**Task input**
════════════════════

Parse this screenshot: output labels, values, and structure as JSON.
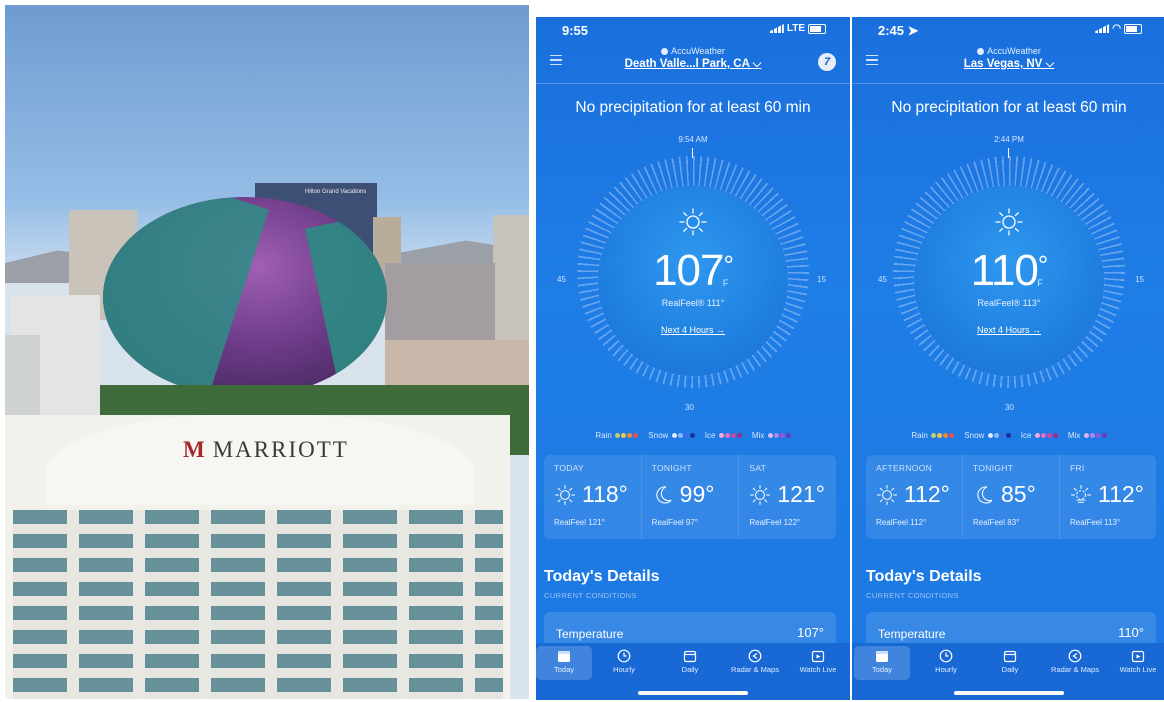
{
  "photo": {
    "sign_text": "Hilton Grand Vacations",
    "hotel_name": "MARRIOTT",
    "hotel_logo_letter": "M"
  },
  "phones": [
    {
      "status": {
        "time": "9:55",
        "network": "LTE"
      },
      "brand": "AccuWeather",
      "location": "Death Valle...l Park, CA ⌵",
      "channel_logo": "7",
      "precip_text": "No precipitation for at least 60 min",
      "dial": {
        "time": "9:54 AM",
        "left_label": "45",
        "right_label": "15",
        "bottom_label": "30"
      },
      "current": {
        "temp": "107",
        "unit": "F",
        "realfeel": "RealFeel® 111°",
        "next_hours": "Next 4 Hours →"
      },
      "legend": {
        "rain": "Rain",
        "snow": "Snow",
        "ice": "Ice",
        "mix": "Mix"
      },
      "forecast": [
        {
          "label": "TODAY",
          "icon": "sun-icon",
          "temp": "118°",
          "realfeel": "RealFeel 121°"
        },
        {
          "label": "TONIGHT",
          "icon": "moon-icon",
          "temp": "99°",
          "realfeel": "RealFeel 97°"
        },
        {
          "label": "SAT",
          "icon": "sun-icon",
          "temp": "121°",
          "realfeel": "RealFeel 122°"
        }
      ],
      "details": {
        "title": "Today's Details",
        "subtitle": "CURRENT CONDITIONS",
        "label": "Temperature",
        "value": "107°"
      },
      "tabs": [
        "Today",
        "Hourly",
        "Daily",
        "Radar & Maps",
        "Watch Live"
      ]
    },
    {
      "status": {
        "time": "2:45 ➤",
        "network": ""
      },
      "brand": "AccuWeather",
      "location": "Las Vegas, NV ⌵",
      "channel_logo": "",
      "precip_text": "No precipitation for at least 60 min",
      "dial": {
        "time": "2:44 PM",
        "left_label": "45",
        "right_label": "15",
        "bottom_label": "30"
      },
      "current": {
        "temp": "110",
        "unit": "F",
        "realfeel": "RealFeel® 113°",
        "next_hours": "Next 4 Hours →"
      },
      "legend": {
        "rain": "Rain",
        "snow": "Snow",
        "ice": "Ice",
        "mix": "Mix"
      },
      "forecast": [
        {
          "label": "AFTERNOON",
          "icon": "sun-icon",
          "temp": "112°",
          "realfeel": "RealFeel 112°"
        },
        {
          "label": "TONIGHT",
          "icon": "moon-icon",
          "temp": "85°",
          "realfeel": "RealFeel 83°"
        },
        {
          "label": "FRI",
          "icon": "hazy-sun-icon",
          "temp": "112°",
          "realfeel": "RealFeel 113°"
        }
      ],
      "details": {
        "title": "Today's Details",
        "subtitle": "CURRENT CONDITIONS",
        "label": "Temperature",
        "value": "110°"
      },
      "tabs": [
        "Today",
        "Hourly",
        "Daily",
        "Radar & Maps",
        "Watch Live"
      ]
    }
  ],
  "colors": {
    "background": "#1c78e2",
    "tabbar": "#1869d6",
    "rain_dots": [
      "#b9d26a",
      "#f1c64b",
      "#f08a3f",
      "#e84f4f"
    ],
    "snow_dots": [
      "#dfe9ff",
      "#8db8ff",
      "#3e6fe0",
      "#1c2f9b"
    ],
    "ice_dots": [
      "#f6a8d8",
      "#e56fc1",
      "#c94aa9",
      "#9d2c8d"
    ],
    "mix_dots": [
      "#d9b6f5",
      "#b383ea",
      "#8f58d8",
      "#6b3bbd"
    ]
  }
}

════════════════════

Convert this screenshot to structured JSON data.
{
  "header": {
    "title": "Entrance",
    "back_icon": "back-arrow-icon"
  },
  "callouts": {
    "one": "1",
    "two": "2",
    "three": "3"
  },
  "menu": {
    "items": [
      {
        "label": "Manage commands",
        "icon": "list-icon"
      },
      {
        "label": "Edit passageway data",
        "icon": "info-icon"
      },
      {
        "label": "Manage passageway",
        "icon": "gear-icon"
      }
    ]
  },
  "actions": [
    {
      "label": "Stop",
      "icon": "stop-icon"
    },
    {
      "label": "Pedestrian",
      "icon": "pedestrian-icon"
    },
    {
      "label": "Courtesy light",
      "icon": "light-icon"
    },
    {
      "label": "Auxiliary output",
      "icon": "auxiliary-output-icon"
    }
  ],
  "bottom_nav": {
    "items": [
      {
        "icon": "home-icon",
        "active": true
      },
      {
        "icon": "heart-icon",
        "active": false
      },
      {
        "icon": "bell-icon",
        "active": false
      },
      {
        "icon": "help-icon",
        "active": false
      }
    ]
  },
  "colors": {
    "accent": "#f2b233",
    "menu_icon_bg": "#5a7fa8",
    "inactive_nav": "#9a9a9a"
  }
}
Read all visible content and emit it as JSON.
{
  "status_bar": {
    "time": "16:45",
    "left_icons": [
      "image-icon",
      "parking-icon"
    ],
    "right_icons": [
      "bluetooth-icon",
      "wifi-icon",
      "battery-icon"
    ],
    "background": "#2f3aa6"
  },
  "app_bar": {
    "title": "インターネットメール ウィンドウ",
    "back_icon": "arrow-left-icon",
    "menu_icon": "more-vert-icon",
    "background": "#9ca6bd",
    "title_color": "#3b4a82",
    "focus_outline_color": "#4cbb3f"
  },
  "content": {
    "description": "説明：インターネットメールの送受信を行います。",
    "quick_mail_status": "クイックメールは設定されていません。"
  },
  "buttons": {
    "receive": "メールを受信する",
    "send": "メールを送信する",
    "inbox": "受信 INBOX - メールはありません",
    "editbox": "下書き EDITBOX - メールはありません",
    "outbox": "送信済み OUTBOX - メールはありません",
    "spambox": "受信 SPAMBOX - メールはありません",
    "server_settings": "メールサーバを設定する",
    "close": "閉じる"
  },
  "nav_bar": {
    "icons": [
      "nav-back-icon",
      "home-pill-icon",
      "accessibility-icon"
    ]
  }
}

════════════════════

**Short problem**
Take every line above carrying "メールはありません" and return it.

**Solution below**
    "inbox": "受信 INBOX - メールはありません",
    "editbox": "下書き EDITBOX - メールはありません",
    "outbox": "送信済み OUTBOX - メールはありません",
    "spambox": "受信 SPAMBOX - メールはありません",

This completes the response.